▶ _Exercise details_
Pull each line holding "annuel" out of the entries below.

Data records
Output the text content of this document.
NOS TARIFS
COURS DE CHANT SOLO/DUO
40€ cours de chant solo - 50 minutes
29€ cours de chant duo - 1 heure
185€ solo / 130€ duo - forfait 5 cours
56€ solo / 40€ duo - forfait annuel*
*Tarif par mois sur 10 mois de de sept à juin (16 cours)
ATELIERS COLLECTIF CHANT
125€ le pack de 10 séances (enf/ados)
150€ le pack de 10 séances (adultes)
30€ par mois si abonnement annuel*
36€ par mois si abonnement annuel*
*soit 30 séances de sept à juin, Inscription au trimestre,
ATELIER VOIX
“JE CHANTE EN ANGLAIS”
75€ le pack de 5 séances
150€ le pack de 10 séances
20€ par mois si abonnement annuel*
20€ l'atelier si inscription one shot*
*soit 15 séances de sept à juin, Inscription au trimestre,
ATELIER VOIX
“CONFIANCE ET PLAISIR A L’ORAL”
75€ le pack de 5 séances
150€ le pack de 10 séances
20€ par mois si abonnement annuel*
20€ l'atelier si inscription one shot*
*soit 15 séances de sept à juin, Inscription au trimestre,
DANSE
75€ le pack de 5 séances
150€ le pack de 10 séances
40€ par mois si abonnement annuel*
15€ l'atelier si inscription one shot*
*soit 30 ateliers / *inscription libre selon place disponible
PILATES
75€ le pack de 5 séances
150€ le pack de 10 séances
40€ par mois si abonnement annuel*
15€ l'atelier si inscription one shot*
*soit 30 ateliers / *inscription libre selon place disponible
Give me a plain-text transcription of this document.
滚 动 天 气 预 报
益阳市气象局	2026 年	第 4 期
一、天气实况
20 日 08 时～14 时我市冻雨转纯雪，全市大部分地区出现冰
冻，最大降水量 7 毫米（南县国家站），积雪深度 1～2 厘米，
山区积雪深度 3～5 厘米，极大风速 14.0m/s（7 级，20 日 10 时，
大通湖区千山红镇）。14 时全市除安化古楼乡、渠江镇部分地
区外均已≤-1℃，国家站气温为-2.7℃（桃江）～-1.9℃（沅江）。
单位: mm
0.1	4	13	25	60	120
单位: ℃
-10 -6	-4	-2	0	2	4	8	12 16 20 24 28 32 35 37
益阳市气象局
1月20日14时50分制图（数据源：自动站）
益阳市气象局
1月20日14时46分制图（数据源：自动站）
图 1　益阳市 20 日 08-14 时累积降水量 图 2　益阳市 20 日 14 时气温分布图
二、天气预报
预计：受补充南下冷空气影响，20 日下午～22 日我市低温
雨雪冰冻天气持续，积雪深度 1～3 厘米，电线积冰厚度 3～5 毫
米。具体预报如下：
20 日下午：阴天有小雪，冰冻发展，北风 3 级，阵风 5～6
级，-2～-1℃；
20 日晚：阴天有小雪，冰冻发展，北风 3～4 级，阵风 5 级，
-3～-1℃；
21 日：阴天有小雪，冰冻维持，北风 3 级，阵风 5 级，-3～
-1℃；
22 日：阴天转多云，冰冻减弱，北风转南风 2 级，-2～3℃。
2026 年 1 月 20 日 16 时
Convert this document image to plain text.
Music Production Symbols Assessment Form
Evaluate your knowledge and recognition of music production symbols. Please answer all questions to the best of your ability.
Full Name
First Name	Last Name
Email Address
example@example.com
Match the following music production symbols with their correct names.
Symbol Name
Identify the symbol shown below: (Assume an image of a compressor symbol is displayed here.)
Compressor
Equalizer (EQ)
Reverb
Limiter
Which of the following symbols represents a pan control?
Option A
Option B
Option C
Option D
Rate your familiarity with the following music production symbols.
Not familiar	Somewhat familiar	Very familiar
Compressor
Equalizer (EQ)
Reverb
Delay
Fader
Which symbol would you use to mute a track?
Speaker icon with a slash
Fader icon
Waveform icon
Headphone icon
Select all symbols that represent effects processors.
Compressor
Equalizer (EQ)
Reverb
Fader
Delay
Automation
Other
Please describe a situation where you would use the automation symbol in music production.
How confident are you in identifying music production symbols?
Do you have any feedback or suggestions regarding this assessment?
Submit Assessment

▶ _Correct output_
56€ solo / 40€ duo - forfait annuel*
30€ par mois si abonnement annuel*
36€ par mois si abonnement annuel*
20€ par mois si abonnement annuel*
20€ par mois si abonnement annuel*
40€ par mois si abonnement annuel*
40€ par mois si abonnement annuel*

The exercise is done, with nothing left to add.